# Instructions to follow
Reproduce the listing word for word. Skip any image.

# Records supplied

.....

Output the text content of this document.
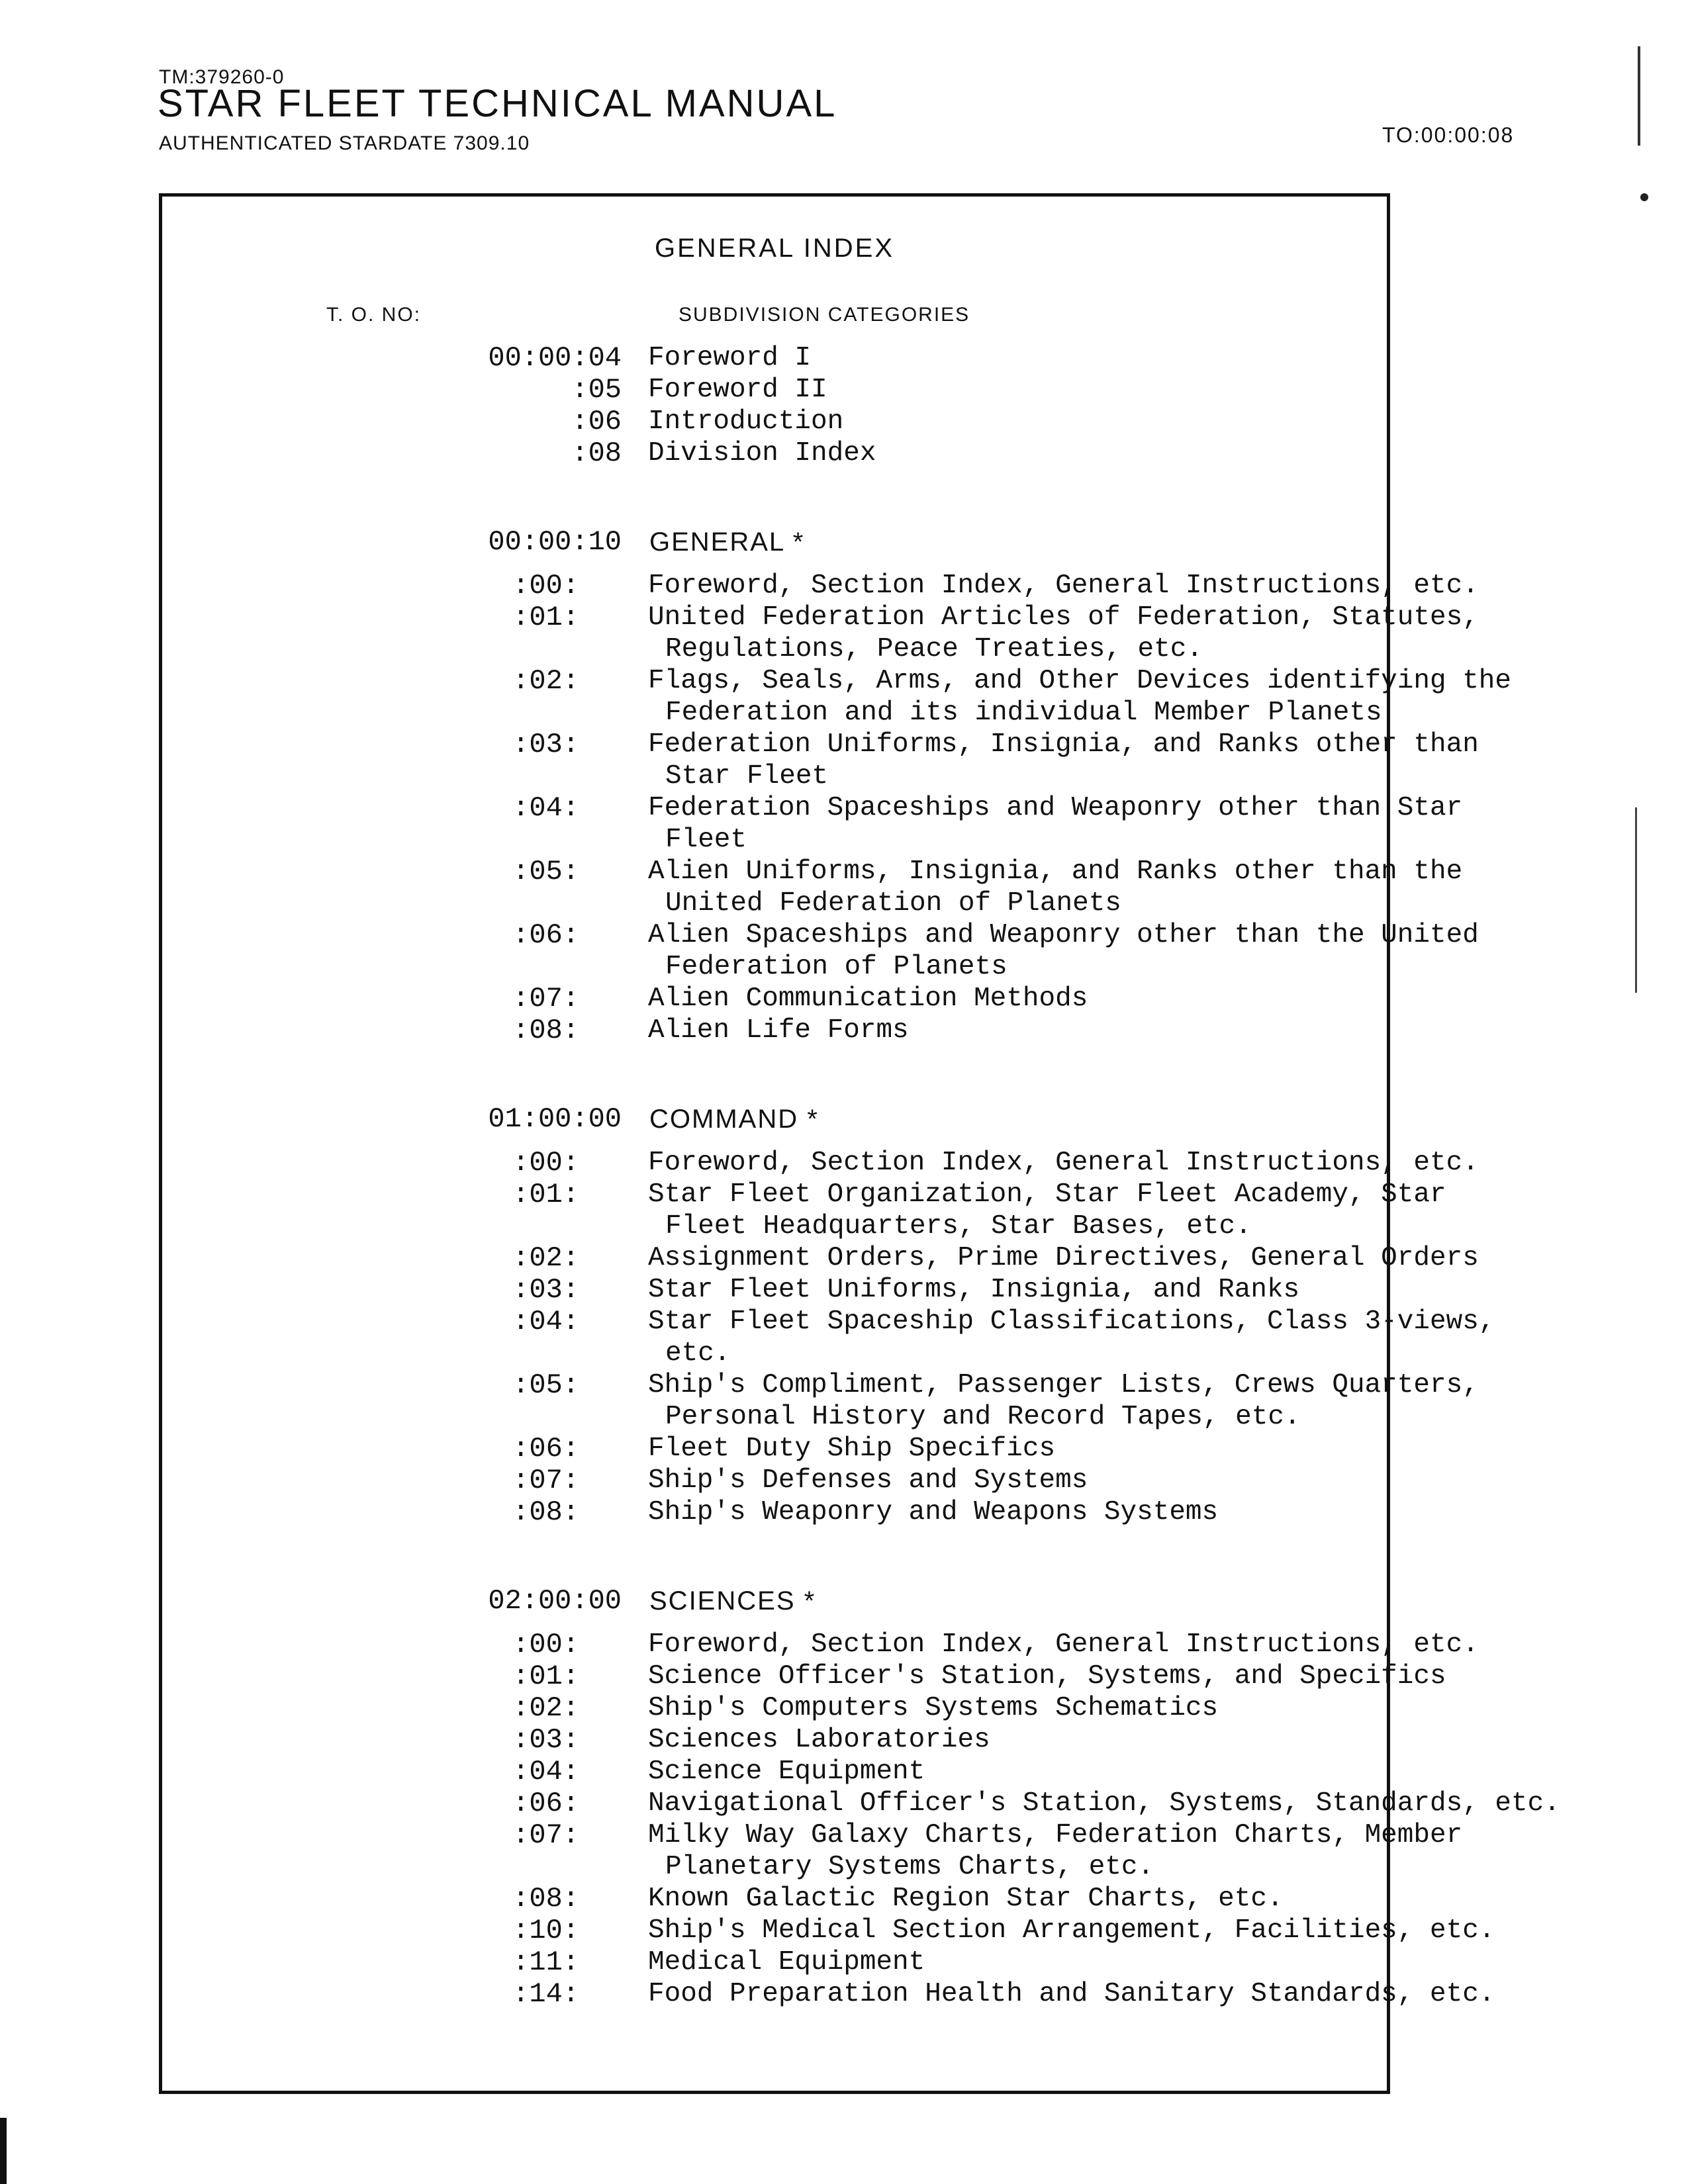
TM:379260-0
STAR FLEET TECHNICAL MANUAL
AUTHENTICATED STARDATE 7309.10	TO:00:00:08
GENERAL INDEX
T. O. NO:	SUBDIVISION CATEGORIES
00:00:04 Foreword I
:05 Foreword II
:06 Introduction
:08 Division Index
00:00:10 GENERAL *
:00:	Foreword, Section Index, General Instructions, etc.
:01:	United Federation Articles of Federation, Statutes,
Regulations, Peace Treaties, etc.
:02:	Flags, Seals, Arms, and Other Devices identifying the
Federation and its individual Member Planets
:03:	Federation Uniforms, Insignia, and Ranks other than
Star Fleet
:04:	Federation Spaceships and Weaponry other than Star
Fleet
:05:	Alien Uniforms, Insignia, and Ranks other than the
United Federation of Planets
:06:	Alien Spaceships and Weaponry other than the United
Federation of Planets
:07:	Alien Communication Methods
:08:	Alien Life Forms
01:00:00 COMMAND *
:00:	Foreword, Section Index, General Instructions, etc.
:01:	Star Fleet Organization, Star Fleet Academy, Star
Fleet Headquarters, Star Bases, etc.
:02:	Assignment Orders, Prime Directives, General Orders
:03:	Star Fleet Uniforms, Insignia, and Ranks
:04:	Star Fleet Spaceship Classifications, Class 3-views,
etc.
:05:	Ship's Compliment, Passenger Lists, Crews Quarters,
Personal History and Record Tapes, etc.
:06:	Fleet Duty Ship Specifics
:07:	Ship's Defenses and Systems
:08:	Ship's Weaponry and Weapons Systems
02:00:00 SCIENCES *
:00:	Foreword, Section Index, General Instructions, etc.
:01:	Science Officer's Station, Systems, and Specifics
:02:	Ship's Computers Systems Schematics
:03:	Sciences Laboratories
:04:	Science Equipment
:06:	Navigational Officer's Station, Systems, Standards, etc.
:07:	Milky Way Galaxy Charts, Federation Charts, Member
Planetary Systems Charts, etc.
:08:	Known Galactic Region Star Charts, etc.
:10:	Ship's Medical Section Arrangement, Facilities, etc.
:11:	Medical Equipment
:14:	Food Preparation Health and Sanitary Standards, etc.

.....

# Answer
Output the text content of this document.
TM:379260-0
STAR FLEET TECHNICAL MANUAL
AUTHENTICATED STARDATE 7309.10	TO:00:00:08
GENERAL INDEX
T. O. NO:	SUBDIVISION CATEGORIES
00:00:04 Foreword I
:05 Foreword II
:06 Introduction
:08 Division Index
00:00:10 GENERAL *
:00:	Foreword, Section Index, General Instructions, etc.
:01:	United Federation Articles of Federation, Statutes,
Regulations, Peace Treaties, etc.
:02:	Flags, Seals, Arms, and Other Devices identifying the
Federation and its individual Member Planets
:03:	Federation Uniforms, Insignia, and Ranks other than
Star Fleet
:04:	Federation Spaceships and Weaponry other than Star
Fleet
:05:	Alien Uniforms, Insignia, and Ranks other than the
United Federation of Planets
:06:	Alien Spaceships and Weaponry other than the United
Federation of Planets
:07:	Alien Communication Methods
:08:	Alien Life Forms
01:00:00 COMMAND *
:00:	Foreword, Section Index, General Instructions, etc.
:01:	Star Fleet Organization, Star Fleet Academy, Star
Fleet Headquarters, Star Bases, etc.
:02:	Assignment Orders, Prime Directives, General Orders
:03:	Star Fleet Uniforms, Insignia, and Ranks
:04:	Star Fleet Spaceship Classifications, Class 3-views,
etc.
:05:	Ship's Compliment, Passenger Lists, Crews Quarters,
Personal History and Record Tapes, etc.
:06:	Fleet Duty Ship Specifics
:07:	Ship's Defenses and Systems
:08:	Ship's Weaponry and Weapons Systems
02:00:00 SCIENCES *
:00:	Foreword, Section Index, General Instructions, etc.
:01:	Science Officer's Station, Systems, and Specifics
:02:	Ship's Computers Systems Schematics
:03:	Sciences Laboratories
:04:	Science Equipment
:06:	Navigational Officer's Station, Systems, Standards, etc.
:07:	Milky Way Galaxy Charts, Federation Charts, Member
Planetary Systems Charts, etc.
:08:	Known Galactic Region Star Charts, etc.
:10:	Ship's Medical Section Arrangement, Facilities, etc.
:11:	Medical Equipment
:14:	Food Preparation Health and Sanitary Standards, etc.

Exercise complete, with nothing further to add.